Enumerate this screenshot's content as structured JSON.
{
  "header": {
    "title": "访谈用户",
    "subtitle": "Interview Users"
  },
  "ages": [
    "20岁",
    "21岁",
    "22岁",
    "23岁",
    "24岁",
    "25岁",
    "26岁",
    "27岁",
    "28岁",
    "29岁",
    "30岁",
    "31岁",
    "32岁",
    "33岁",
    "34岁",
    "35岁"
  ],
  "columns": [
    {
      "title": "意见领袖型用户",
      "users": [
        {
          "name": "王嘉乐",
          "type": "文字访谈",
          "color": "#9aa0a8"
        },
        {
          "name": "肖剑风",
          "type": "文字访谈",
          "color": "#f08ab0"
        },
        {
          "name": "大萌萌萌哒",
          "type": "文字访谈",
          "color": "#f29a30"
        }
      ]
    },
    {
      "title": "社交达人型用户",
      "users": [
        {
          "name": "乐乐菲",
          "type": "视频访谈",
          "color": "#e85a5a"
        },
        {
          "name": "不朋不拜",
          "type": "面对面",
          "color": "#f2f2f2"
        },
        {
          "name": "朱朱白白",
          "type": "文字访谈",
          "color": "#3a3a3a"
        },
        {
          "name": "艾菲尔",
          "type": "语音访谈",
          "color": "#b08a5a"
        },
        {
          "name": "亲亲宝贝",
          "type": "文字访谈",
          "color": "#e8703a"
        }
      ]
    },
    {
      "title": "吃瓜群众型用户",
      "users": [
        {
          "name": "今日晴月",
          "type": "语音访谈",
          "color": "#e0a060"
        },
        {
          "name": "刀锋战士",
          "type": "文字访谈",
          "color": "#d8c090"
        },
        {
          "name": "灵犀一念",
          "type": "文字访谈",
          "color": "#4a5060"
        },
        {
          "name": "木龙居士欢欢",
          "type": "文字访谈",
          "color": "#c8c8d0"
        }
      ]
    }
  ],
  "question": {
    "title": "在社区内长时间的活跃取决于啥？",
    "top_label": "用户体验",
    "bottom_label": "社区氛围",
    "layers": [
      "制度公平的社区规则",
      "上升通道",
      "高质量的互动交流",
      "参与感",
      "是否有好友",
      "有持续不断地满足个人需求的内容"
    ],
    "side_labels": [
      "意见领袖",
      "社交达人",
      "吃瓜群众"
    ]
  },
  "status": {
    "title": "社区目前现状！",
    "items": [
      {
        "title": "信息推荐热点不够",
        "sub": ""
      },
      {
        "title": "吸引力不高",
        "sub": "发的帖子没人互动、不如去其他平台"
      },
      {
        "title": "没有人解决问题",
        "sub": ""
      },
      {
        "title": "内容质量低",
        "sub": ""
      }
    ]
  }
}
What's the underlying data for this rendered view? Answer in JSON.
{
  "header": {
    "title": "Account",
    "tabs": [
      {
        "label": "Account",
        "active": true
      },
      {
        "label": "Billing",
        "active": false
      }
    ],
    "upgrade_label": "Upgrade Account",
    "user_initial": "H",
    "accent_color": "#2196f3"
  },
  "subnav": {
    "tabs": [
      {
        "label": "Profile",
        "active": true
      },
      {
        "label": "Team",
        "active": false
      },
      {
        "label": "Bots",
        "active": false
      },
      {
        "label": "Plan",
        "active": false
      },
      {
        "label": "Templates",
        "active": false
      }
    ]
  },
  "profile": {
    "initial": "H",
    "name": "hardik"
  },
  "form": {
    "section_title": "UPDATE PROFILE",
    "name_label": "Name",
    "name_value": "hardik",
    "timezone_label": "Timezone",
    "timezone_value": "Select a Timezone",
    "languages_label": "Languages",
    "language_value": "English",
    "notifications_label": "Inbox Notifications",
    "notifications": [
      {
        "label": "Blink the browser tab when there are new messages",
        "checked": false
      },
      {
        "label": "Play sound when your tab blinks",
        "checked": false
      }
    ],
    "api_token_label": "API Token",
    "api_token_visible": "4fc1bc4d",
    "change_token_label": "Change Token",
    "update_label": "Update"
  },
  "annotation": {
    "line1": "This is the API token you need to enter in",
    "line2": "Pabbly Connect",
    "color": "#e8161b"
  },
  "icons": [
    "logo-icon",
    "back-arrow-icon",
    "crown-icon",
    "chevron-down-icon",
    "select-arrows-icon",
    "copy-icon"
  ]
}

^^^^^^^^^^^^^^^^

**Required task:**
All of the records must be retyped exactly as they are.

**Correct output:**
Enumerate this screenshot's content as structured JSON.
{
  "header": {
    "title": "访谈用户",
    "subtitle": "Interview Users"
  },
  "ages": [
    "20岁",
    "21岁",
    "22岁",
    "23岁",
    "24岁",
    "25岁",
    "26岁",
    "27岁",
    "28岁",
    "29岁",
    "30岁",
    "31岁",
    "32岁",
    "33岁",
    "34岁",
    "35岁"
  ],
  "columns": [
    {
      "title": "意见领袖型用户",
      "users": [
        {
          "name": "王嘉乐",
          "type": "文字访谈",
          "color": "#9aa0a8"
        },
        {
          "name": "肖剑风",
          "type": "文字访谈",
          "color": "#f08ab0"
        },
        {
          "name": "大萌萌萌哒",
          "type": "文字访谈",
          "color": "#f29a30"
        }
      ]
    },
    {
      "title": "社交达人型用户",
      "users": [
        {
          "name": "乐乐菲",
          "type": "视频访谈",
          "color": "#e85a5a"
        },
        {
          "name": "不朋不拜",
          "type": "面对面",
          "color": "#f2f2f2"
        },
        {
          "name": "朱朱白白",
          "type": "文字访谈",
          "color": "#3a3a3a"
        },
        {
          "name": "艾菲尔",
          "type": "语音访谈",
          "color": "#b08a5a"
        },
        {
          "name": "亲亲宝贝",
          "type": "文字访谈",
          "color": "#e8703a"
        }
      ]
    },
    {
      "title": "吃瓜群众型用户",
      "users": [
        {
          "name": "今日晴月",
          "type": "语音访谈",
          "color": "#e0a060"
        },
        {
          "name": "刀锋战士",
          "type": "文字访谈",
          "color": "#d8c090"
        },
        {
          "name": "灵犀一念",
          "type": "文字访谈",
          "color": "#4a5060"
        },
        {
          "name": "木龙居士欢欢",
          "type": "文字访谈",
          "color": "#c8c8d0"
        }
      ]
    }
  ],
  "question": {
    "title": "在社区内长时间的活跃取决于啥？",
    "top_label": "用户体验",
    "bottom_label": "社区氛围",
    "layers": [
      "制度公平的社区规则",
      "上升通道",
      "高质量的互动交流",
      "参与感",
      "是否有好友",
      "有持续不断地满足个人需求的内容"
    ],
    "side_labels": [
      "意见领袖",
      "社交达人",
      "吃瓜群众"
    ]
  },
  "status": {
    "title": "社区目前现状！",
    "items": [
      {
        "title": "信息推荐热点不够",
        "sub": ""
      },
      {
        "title": "吸引力不高",
        "sub": "发的帖子没人互动、不如去其他平台"
      },
      {
        "title": "没有人解决问题",
        "sub": ""
      },
      {
        "title": "内容质量低",
        "sub": ""
      }
    ]
  }
}
What's the underlying data for this rendered view? Answer in JSON.
{
  "header": {
    "title": "Account",
    "tabs": [
      {
        "label": "Account",
        "active": true
      },
      {
        "label": "Billing",
        "active": false
      }
    ],
    "upgrade_label": "Upgrade Account",
    "user_initial": "H",
    "accent_color": "#2196f3"
  },
  "subnav": {
    "tabs": [
      {
        "label": "Profile",
        "active": true
      },
      {
        "label": "Team",
        "active": false
      },
      {
        "label": "Bots",
        "active": false
      },
      {
        "label": "Plan",
        "active": false
      },
      {
        "label": "Templates",
        "active": false
      }
    ]
  },
  "profile": {
    "initial": "H",
    "name": "hardik"
  },
  "form": {
    "section_title": "UPDATE PROFILE",
    "name_label": "Name",
    "name_value": "hardik",
    "timezone_label": "Timezone",
    "timezone_value": "Select a Timezone",
    "languages_label": "Languages",
    "language_value": "English",
    "notifications_label": "Inbox Notifications",
    "notifications": [
      {
        "label": "Blink the browser tab when there are new messages",
        "checked": false
      },
      {
        "label": "Play sound when your tab blinks",
        "checked": false
      }
    ],
    "api_token_label": "API Token",
    "api_token_visible": "4fc1bc4d",
    "change_token_label": "Change Token",
    "update_label": "Update"
  },
  "annotation": {
    "line1": "This is the API token you need to enter in",
    "line2": "Pabbly Connect",
    "color": "#e8161b"
  },
  "icons": [
    "logo-icon",
    "back-arrow-icon",
    "crown-icon",
    "chevron-down-icon",
    "select-arrows-icon",
    "copy-icon"
  ]
}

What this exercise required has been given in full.